Short exercise >>
Copy out the records below word for word, from their first line through the line containing "list UI elements", with both ends included. Leave out the pictures.
## begin Records provided
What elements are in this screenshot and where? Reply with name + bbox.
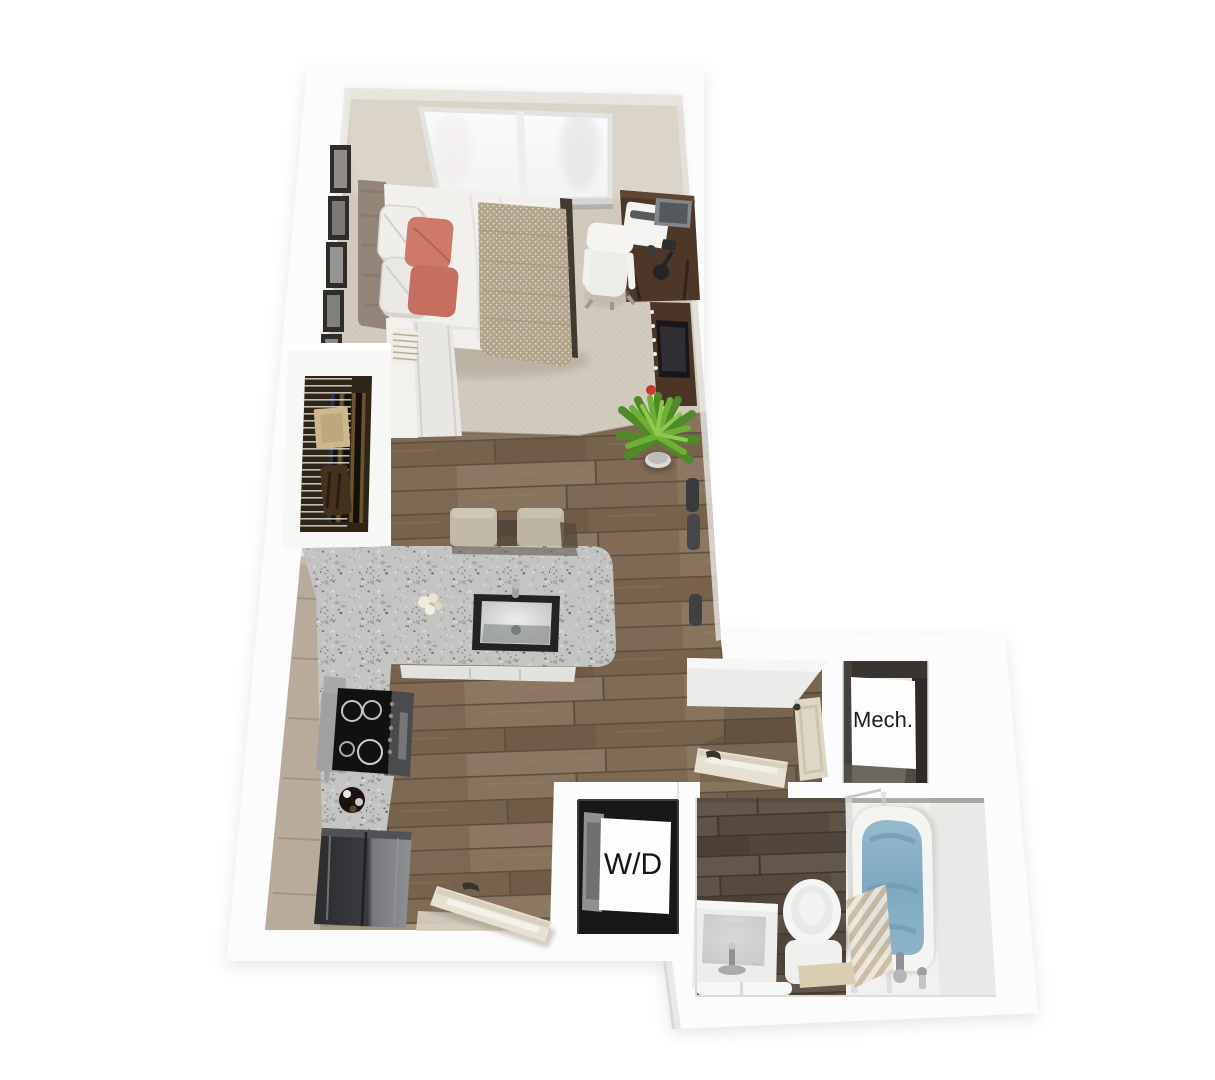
svg-text:Mech.: Mech. xyxy=(853,707,913,732)
svg-text:W/D: W/D xyxy=(604,848,662,881)
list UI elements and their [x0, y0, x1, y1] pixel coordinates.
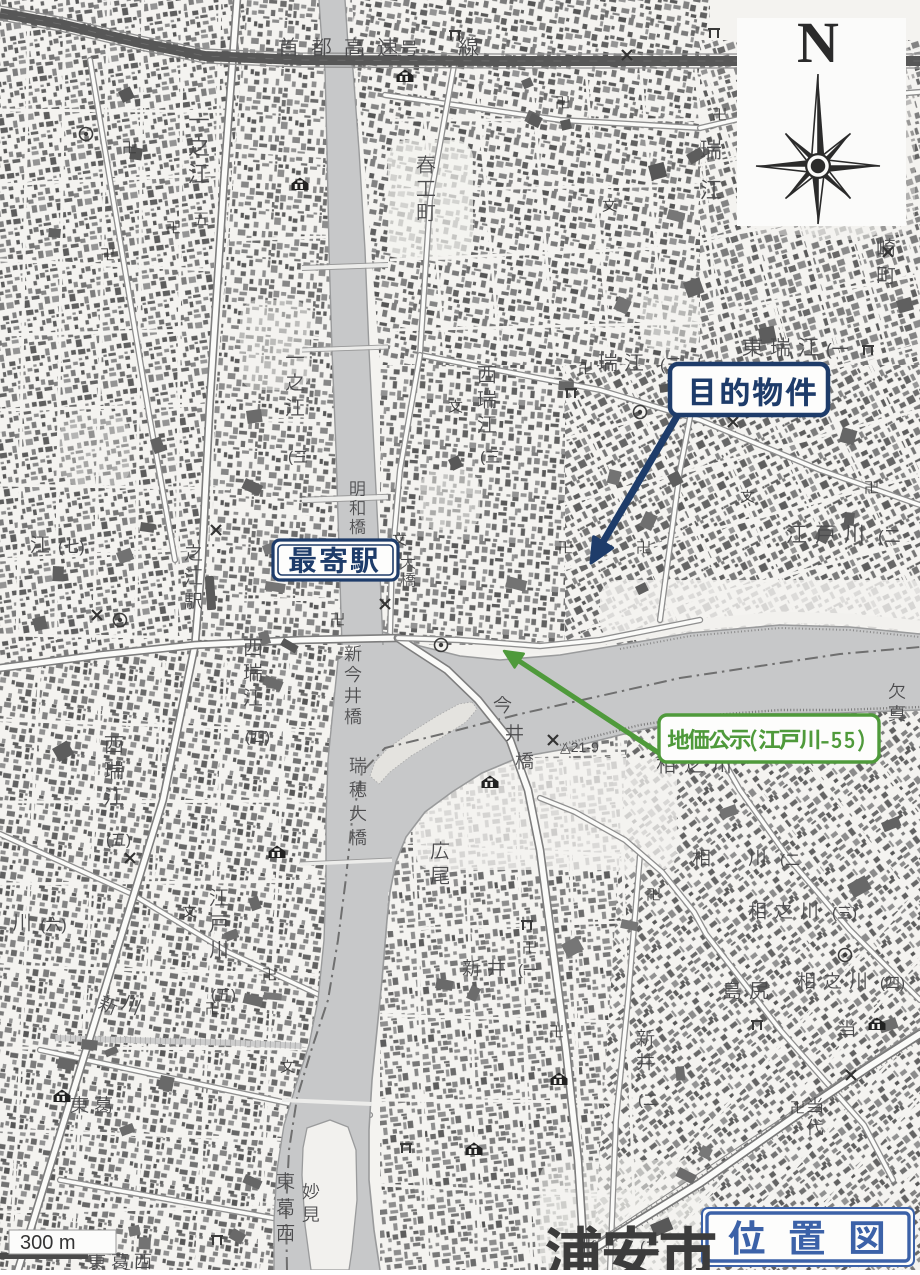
- svg-text:△21-9: △21-9: [560, 739, 599, 755]
- svg-text:N: N: [797, 10, 839, 75]
- svg-text:(四): (四): [245, 729, 270, 746]
- svg-text:(三): (三): [832, 905, 857, 922]
- svg-text:(五): (五): [106, 832, 131, 849]
- svg-text:(二: (二: [878, 527, 901, 546]
- svg-text:(六): (六): [40, 916, 67, 934]
- svg-text:(三: (三: [480, 449, 500, 466]
- svg-text:(七): (七): [58, 538, 85, 556]
- svg-text:(三: (三: [288, 449, 308, 466]
- svg-text:(一: (一: [826, 340, 849, 359]
- svg-text:300 m: 300 m: [20, 1232, 76, 1254]
- svg-text:(二: (二: [638, 1092, 658, 1109]
- svg-text:(二: (二: [780, 852, 800, 869]
- svg-text:(四): (四): [880, 975, 905, 992]
- svg-text:(五): (五): [211, 987, 236, 1004]
- svg-text:(一: (一: [518, 962, 538, 979]
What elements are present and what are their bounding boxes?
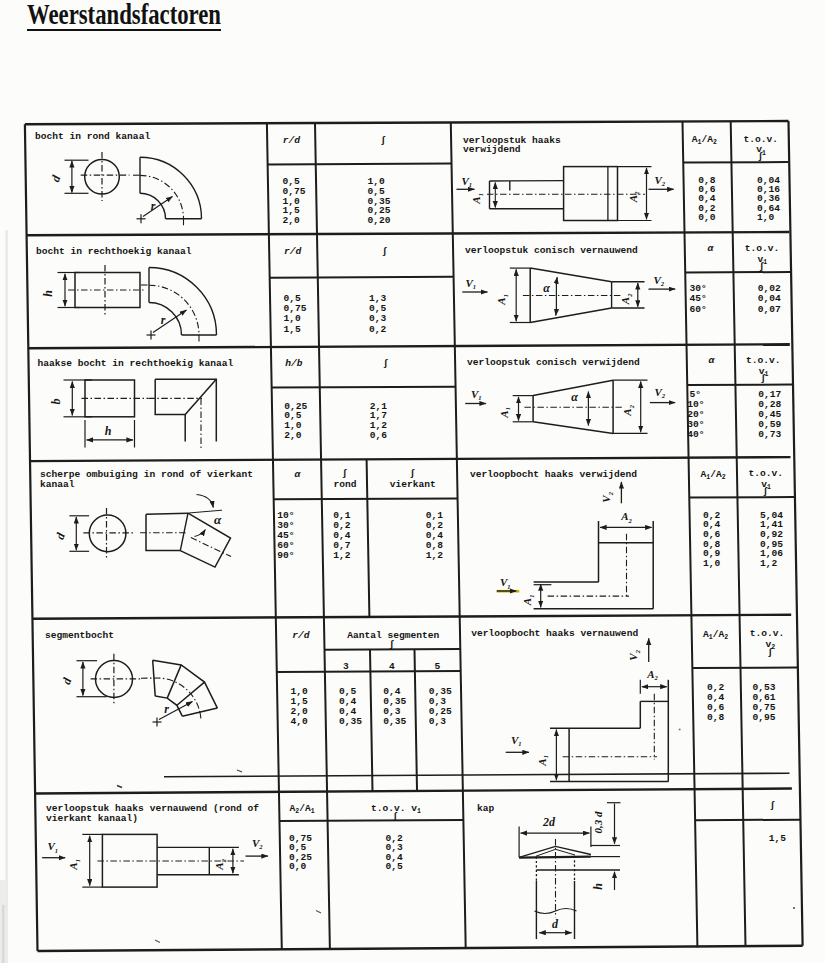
svg-text:Weerstandsfactoren: Weerstandsfactoren (27, 0, 221, 30)
svg-text:∫: ∫ (759, 261, 765, 272)
svg-text:1,2: 1,2 (426, 550, 444, 561)
svg-text:∫: ∫ (410, 468, 416, 479)
svg-text:∫: ∫ (389, 639, 395, 650)
svg-text:verloopstuk conisch vernauwend: verloopstuk conisch vernauwend (465, 245, 638, 256)
svg-text:90°: 90° (277, 550, 294, 561)
svg-text:b: b (50, 398, 64, 404)
svg-text:segmentbocht: segmentbocht (45, 630, 114, 641)
svg-text:h: h (592, 883, 606, 890)
svg-text:verloopbocht haaks vernauwend: verloopbocht haaks vernauwend (471, 628, 638, 639)
svg-text:r: r (164, 702, 169, 716)
svg-text:0,2: 0,2 (369, 324, 387, 335)
svg-text:h: h (105, 424, 112, 438)
svg-text:0,6: 0,6 (370, 430, 388, 441)
svg-text:2,0: 2,0 (282, 215, 300, 226)
svg-text:r: r (161, 313, 166, 327)
svg-text:0,3 d: 0,3 d (593, 811, 605, 834)
svg-text:r/d: r/d (292, 630, 310, 641)
svg-text:vierkant kanaal): vierkant kanaal) (46, 813, 138, 824)
svg-text:∫: ∫ (758, 151, 764, 162)
svg-text:r: r (151, 199, 156, 213)
svg-text:0,07: 0,07 (758, 304, 781, 315)
svg-text:∫: ∫ (342, 468, 348, 479)
svg-text:verloopbocht haaks verwijdend: verloopbocht haaks verwijdend (470, 469, 637, 480)
svg-text:bocht in rechthoekig kanaal: bocht in rechthoekig kanaal (36, 246, 192, 257)
svg-text:h/b: h/b (285, 358, 303, 369)
svg-text:t.o.v.: t.o.v. (743, 134, 778, 145)
svg-text:r/d: r/d (284, 246, 302, 257)
svg-text:0,20: 0,20 (368, 215, 391, 226)
svg-text:1,5: 1,5 (283, 324, 301, 335)
svg-text:α: α (543, 281, 550, 295)
svg-text:3: 3 (343, 661, 349, 672)
svg-text:60°: 60° (689, 304, 706, 315)
svg-text:α: α (214, 512, 222, 527)
svg-text:0,95: 0,95 (753, 712, 776, 723)
svg-text:2,0: 2,0 (284, 430, 302, 441)
svg-text:0,0: 0,0 (289, 861, 307, 872)
svg-text:0,3: 0,3 (429, 716, 447, 727)
svg-text:1,2: 1,2 (333, 550, 351, 561)
svg-text:∫: ∫ (383, 358, 389, 369)
svg-text:1,5: 1,5 (769, 833, 787, 844)
svg-text:∫: ∫ (763, 486, 769, 497)
svg-text:∫: ∫ (770, 800, 776, 811)
svg-text:verloopstuk conisch verwijdend: verloopstuk conisch verwijdend (467, 357, 640, 368)
svg-text:∫: ∫ (760, 373, 766, 384)
svg-text:haakse bocht in rechthoekig ka: haakse bocht in rechthoekig kanaal (38, 358, 234, 369)
svg-text:4: 4 (389, 661, 395, 672)
svg-text:∫: ∫ (382, 246, 388, 257)
svg-text:40°: 40° (687, 429, 704, 440)
svg-text:t.o.v.: t.o.v. (748, 468, 783, 479)
svg-text:0,35: 0,35 (339, 716, 362, 727)
svg-text:rond: rond (333, 479, 356, 490)
svg-text:0,35: 0,35 (383, 716, 406, 727)
svg-text:0,0: 0,0 (698, 212, 716, 223)
svg-text:t.o.v.: t.o.v. (745, 243, 780, 254)
svg-text:kap: kap (477, 803, 495, 814)
svg-text:verwijdend: verwijdend (463, 144, 521, 155)
svg-text:t.o.v.: t.o.v. (746, 355, 781, 366)
svg-text:vierkant: vierkant (390, 479, 436, 490)
svg-text:h: h (42, 290, 56, 297)
svg-text:5: 5 (434, 661, 440, 672)
svg-text:1,0: 1,0 (703, 558, 721, 569)
svg-text:0,73: 0,73 (758, 429, 781, 440)
svg-text:∫: ∫ (767, 647, 773, 658)
svg-text:∫: ∫ (393, 811, 399, 822)
svg-text:0,5: 0,5 (386, 861, 404, 872)
svg-text:d: d (552, 917, 559, 931)
svg-text:∫: ∫ (381, 135, 387, 146)
svg-text:α: α (571, 390, 578, 404)
svg-text:1,0: 1,0 (757, 212, 775, 223)
svg-text:2d: 2d (542, 815, 556, 829)
svg-text:bocht in rond kanaal: bocht in rond kanaal (35, 131, 150, 142)
svg-text:1,2: 1,2 (760, 558, 778, 569)
svg-text:kanaal: kanaal (40, 479, 75, 490)
svg-text:r/d: r/d (283, 135, 301, 146)
svg-text:4,0: 4,0 (291, 716, 309, 727)
svg-text:0,8: 0,8 (707, 712, 725, 723)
## end Records provided
Exercise solution >>
What elements are in this screenshot and where? Reply with name + bbox.
svg-text:Mech.: Mech. xyxy=(853,707,913,732)
svg-text:W/D: W/D xyxy=(604,848,662,881)
list UI elements and their [x0, y0, x1, y1] pixel coordinates.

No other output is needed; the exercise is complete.